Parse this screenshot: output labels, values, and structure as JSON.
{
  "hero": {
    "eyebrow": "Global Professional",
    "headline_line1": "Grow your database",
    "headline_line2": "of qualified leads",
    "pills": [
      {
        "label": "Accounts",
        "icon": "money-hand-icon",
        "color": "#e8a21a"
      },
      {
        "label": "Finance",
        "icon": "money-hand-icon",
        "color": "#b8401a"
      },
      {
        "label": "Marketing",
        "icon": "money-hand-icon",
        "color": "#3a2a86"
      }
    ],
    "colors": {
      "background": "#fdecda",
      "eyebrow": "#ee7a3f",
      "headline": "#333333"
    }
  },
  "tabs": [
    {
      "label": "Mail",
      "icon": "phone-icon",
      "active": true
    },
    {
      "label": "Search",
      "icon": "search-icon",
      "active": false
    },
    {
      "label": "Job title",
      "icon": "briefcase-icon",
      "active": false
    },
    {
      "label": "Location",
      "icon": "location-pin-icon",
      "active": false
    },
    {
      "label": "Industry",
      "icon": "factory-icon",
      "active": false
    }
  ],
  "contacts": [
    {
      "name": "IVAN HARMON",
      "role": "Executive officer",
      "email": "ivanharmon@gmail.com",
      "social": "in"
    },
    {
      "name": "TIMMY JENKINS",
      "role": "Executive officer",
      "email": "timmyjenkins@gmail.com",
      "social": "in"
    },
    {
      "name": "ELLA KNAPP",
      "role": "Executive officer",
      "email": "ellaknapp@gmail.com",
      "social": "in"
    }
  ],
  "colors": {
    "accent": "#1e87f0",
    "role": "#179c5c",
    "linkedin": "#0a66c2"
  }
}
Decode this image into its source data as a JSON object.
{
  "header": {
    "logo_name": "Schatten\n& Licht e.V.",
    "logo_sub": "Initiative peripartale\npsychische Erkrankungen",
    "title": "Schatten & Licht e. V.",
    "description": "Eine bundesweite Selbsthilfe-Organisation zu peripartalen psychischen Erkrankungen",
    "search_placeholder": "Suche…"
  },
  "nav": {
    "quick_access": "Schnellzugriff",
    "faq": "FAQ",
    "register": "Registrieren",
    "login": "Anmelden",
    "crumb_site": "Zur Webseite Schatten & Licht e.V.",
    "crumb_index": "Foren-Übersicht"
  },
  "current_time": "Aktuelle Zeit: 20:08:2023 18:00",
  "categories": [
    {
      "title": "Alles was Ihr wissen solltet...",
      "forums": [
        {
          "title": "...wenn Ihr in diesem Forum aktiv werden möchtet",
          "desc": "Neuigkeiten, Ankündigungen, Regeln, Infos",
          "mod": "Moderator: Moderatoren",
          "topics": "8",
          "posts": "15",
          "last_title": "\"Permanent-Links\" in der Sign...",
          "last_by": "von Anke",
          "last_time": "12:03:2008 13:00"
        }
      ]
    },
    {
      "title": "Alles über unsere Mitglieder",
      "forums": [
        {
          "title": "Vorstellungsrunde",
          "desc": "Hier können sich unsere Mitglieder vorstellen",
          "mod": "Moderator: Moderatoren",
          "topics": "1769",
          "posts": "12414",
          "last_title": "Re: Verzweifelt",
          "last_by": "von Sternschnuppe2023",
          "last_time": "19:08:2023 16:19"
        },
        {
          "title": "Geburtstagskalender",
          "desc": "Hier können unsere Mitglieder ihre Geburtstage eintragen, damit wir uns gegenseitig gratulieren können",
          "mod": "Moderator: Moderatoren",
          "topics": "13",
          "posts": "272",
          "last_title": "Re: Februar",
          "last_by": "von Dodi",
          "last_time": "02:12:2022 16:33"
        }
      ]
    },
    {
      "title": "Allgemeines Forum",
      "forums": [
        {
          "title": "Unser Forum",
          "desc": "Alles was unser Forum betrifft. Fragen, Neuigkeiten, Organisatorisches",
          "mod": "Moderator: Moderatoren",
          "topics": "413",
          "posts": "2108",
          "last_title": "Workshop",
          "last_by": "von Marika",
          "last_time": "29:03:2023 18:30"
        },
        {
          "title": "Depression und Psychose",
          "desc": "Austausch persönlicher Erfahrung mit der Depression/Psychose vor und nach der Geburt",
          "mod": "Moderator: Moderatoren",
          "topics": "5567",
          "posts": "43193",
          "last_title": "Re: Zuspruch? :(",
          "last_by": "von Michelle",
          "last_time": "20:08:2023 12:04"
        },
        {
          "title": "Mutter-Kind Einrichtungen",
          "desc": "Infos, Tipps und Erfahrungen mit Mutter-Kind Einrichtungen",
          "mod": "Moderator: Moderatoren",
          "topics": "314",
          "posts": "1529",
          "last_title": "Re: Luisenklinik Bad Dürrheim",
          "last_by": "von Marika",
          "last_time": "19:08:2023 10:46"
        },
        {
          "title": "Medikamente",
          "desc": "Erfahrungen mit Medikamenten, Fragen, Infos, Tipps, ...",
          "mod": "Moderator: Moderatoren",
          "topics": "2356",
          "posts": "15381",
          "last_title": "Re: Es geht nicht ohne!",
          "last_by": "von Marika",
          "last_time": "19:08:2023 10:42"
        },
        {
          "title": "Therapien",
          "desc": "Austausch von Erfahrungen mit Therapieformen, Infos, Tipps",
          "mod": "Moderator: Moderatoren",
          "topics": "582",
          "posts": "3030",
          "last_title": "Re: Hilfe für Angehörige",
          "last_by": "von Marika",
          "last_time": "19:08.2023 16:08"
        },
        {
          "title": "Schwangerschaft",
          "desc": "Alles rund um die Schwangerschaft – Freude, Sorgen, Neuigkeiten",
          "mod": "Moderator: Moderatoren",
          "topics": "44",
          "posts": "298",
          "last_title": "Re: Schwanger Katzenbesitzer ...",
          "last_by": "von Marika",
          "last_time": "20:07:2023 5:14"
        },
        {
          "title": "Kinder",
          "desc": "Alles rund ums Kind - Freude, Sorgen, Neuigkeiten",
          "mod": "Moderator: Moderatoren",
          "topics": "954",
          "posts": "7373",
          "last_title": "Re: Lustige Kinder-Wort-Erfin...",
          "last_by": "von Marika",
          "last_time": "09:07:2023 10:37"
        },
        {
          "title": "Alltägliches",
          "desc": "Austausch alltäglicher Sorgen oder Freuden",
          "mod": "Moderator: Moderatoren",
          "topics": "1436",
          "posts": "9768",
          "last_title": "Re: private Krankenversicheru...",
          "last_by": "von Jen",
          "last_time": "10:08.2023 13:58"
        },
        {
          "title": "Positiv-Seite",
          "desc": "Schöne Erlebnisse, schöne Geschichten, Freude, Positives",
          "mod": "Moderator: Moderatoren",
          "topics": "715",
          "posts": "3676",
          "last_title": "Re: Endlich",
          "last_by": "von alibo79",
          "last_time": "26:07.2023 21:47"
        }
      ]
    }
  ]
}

###

- [WHAT YOU NEED TO DO]:
Copy all lines from the material that hold "Mutter".

- [RESULT OF THIS TASK]:
          "title": "Mutter-Kind Einrichtungen",
          "desc": "Infos, Tipps und Erfahrungen mit Mutter-Kind Einrichtungen",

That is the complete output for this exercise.